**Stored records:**
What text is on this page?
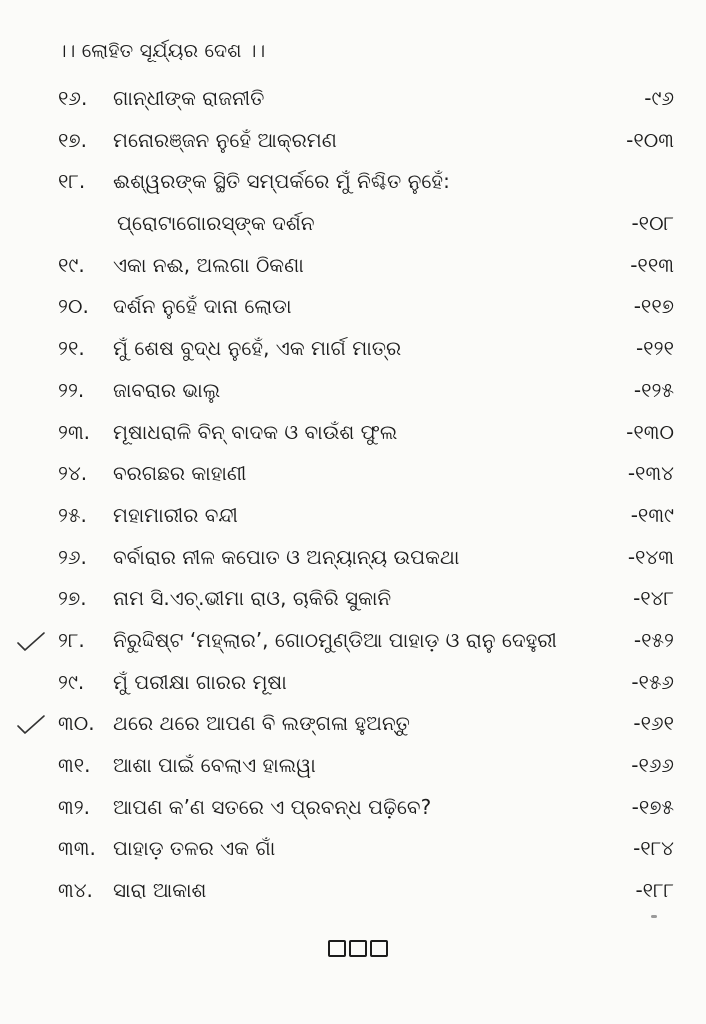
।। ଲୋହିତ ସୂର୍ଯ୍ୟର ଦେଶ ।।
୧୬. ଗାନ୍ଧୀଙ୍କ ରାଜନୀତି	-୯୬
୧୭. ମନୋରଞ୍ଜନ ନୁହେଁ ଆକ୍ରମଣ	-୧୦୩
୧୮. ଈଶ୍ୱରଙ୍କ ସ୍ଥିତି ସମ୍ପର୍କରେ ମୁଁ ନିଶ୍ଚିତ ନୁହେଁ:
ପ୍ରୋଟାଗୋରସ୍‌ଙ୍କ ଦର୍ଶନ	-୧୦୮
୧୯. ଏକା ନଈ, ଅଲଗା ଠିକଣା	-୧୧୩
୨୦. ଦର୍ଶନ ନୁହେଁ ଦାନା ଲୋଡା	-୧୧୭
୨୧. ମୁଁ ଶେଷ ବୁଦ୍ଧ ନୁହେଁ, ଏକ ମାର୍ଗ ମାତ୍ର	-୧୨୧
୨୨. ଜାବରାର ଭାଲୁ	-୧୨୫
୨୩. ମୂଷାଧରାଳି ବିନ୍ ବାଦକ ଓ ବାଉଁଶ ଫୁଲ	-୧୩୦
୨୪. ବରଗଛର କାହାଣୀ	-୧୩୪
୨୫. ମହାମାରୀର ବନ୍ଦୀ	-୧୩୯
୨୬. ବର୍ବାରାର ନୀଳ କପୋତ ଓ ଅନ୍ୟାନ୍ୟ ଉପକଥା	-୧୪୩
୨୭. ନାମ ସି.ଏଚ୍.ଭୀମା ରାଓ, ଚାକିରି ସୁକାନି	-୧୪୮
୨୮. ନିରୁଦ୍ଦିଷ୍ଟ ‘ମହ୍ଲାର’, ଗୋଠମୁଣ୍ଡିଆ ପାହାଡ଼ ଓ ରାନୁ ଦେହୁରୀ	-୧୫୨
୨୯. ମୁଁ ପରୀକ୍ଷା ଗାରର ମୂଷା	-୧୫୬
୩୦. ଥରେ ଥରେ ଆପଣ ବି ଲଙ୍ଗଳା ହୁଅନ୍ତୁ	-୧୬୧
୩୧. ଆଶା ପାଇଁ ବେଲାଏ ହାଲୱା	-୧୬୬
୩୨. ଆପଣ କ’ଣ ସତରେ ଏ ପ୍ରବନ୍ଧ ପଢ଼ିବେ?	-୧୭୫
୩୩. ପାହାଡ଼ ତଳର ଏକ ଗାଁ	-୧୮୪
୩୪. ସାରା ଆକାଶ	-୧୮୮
--
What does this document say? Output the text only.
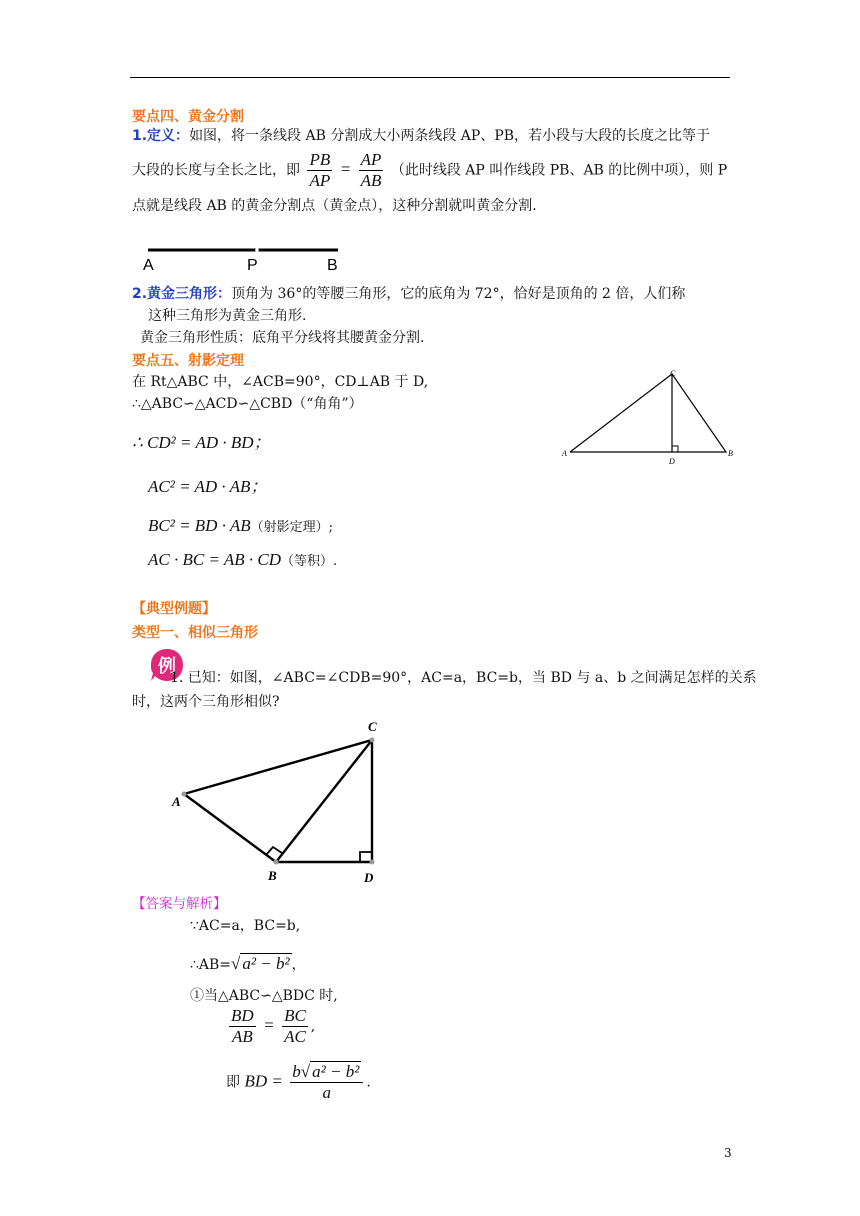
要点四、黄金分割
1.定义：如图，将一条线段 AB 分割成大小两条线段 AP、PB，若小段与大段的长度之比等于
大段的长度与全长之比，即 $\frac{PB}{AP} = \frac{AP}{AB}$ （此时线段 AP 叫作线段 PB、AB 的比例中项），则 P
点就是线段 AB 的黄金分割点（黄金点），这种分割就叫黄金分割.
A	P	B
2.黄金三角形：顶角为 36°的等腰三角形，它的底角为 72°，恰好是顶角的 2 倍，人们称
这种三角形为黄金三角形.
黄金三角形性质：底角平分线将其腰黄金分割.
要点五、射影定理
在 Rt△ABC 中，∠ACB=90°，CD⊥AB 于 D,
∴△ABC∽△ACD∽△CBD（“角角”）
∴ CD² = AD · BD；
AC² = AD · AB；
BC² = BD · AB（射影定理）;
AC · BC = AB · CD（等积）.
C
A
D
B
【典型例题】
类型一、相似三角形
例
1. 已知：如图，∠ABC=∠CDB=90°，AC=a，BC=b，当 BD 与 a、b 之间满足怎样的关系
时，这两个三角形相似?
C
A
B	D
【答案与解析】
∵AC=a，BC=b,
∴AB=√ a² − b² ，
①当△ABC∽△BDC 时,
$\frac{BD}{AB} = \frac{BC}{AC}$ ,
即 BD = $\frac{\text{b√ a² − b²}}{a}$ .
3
---
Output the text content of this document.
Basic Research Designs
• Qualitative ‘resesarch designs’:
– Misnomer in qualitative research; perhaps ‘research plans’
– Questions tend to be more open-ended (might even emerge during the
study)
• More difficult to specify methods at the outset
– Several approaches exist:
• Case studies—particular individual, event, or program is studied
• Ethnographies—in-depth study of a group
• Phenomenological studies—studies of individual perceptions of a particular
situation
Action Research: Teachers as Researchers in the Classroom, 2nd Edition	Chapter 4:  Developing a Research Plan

**Written problem:** Pick out every line holding the string "particular" and return it.

**Exercise response:**
• Case studies—particular individual, event, or program is studied
• Phenomenological studies—studies of individual perceptions of a particular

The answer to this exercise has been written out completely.